▸ **CHALLENGE**:
Each line that holds the word "standard" is to be identified and copied.

----

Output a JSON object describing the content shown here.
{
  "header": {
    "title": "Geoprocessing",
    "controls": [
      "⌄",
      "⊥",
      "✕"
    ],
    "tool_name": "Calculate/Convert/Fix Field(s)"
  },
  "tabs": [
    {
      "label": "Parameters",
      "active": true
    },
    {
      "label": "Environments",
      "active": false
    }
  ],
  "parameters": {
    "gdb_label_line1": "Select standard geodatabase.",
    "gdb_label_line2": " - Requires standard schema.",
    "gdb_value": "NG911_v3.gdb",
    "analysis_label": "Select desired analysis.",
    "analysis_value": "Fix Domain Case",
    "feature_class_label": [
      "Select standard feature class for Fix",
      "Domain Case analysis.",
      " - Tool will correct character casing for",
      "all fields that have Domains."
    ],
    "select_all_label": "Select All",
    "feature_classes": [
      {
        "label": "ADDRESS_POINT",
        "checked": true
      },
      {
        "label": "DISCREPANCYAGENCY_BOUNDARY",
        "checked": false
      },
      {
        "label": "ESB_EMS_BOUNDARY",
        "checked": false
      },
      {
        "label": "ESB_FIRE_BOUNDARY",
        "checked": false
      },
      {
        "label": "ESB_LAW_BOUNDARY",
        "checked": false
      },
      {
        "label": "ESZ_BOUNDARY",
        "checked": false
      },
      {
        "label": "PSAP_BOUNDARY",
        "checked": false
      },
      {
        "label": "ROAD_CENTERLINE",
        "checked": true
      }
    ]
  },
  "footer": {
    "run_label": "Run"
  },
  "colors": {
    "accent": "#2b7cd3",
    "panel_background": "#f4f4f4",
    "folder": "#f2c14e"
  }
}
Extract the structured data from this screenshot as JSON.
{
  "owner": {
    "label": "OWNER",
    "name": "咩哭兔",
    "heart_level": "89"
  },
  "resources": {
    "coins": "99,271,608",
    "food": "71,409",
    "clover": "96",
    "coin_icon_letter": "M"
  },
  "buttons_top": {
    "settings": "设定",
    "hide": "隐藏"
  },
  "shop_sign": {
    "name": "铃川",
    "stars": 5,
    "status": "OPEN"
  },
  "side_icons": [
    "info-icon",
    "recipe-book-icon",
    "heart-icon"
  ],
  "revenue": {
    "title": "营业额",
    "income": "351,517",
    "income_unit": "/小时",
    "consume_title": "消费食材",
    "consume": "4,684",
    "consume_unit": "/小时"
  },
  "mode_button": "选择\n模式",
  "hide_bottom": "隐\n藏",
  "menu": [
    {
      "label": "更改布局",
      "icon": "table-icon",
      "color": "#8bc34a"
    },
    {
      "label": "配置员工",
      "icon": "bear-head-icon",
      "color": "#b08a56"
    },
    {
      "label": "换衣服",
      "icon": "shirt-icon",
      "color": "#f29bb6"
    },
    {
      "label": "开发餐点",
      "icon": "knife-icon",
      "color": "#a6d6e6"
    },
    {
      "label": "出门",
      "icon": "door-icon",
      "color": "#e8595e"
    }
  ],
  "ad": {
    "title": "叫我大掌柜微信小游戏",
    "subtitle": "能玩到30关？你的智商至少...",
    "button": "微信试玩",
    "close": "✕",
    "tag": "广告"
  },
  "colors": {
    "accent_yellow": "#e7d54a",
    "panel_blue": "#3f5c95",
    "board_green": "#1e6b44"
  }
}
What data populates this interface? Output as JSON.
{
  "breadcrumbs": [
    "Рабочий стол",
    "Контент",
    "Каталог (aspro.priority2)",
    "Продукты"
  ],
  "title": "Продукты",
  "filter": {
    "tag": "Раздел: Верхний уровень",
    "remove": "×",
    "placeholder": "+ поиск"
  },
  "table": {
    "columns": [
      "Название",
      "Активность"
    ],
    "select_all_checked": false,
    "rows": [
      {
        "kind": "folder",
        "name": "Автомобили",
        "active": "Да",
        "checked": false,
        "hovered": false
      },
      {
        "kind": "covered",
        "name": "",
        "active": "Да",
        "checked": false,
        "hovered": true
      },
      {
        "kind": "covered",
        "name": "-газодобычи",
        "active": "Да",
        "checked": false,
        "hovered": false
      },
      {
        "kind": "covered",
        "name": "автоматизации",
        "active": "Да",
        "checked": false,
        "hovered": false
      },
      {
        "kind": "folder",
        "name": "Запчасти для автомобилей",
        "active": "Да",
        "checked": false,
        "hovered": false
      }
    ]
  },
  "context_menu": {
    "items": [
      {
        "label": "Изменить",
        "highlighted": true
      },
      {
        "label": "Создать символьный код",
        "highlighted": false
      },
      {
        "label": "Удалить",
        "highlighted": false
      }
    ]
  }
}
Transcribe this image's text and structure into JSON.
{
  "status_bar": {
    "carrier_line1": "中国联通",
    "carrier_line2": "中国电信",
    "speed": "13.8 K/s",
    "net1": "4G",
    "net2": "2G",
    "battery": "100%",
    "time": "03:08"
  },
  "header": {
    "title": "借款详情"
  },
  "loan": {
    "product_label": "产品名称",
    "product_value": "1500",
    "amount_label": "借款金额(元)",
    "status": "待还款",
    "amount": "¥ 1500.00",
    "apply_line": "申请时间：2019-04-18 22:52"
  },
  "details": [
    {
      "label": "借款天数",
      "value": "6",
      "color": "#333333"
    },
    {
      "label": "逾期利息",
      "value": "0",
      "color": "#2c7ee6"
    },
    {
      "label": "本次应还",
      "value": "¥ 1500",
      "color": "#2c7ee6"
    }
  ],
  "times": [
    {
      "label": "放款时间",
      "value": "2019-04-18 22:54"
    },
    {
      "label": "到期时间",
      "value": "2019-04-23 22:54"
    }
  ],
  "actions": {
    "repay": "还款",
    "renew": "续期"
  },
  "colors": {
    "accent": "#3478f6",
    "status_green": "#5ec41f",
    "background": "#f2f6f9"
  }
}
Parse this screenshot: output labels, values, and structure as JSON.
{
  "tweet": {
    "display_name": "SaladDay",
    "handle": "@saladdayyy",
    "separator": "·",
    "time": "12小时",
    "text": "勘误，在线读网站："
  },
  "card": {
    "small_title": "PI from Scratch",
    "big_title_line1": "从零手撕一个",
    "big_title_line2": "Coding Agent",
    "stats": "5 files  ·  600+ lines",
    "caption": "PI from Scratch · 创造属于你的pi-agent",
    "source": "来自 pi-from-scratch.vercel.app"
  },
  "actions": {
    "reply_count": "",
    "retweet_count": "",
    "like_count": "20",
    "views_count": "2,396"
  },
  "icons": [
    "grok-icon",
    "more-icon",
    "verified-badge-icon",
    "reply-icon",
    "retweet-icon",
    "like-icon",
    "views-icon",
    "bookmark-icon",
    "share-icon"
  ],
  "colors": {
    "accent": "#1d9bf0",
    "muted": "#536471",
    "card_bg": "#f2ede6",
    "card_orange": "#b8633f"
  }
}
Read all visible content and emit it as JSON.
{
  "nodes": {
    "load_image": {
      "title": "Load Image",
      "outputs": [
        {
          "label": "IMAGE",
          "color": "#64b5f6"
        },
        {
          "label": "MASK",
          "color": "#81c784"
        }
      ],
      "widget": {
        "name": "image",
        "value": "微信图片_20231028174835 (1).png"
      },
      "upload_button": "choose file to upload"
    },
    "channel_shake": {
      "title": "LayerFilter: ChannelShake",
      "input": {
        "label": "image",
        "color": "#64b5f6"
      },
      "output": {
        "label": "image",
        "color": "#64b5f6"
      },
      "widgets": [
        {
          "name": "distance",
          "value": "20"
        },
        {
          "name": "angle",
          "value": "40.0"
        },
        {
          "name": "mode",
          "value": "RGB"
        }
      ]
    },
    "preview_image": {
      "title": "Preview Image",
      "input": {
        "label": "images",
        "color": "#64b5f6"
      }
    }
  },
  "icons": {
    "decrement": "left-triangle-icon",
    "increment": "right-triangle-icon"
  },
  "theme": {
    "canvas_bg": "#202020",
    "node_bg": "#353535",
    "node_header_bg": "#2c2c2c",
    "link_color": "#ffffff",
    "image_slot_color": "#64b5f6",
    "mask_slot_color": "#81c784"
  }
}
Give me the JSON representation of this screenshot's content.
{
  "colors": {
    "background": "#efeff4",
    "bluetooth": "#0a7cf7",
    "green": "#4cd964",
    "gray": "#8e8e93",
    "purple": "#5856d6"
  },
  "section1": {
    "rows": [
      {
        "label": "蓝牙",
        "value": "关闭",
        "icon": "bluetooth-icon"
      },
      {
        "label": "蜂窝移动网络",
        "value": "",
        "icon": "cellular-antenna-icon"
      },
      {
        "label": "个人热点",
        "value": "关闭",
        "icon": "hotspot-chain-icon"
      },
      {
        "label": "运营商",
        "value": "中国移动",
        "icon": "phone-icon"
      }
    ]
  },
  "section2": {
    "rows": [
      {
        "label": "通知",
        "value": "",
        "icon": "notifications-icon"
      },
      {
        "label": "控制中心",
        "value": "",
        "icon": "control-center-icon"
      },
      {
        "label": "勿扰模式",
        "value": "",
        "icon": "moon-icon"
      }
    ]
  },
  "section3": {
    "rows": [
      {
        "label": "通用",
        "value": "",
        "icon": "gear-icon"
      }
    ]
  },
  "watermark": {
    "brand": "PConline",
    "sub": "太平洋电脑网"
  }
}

----

▸ **SOLUTION TO THE PROBLEM**:
    "gdb_label_line1": "Select standard geodatabase.",
    "gdb_label_line2": " - Requires standard schema.",
      "Select standard feature class for Fix",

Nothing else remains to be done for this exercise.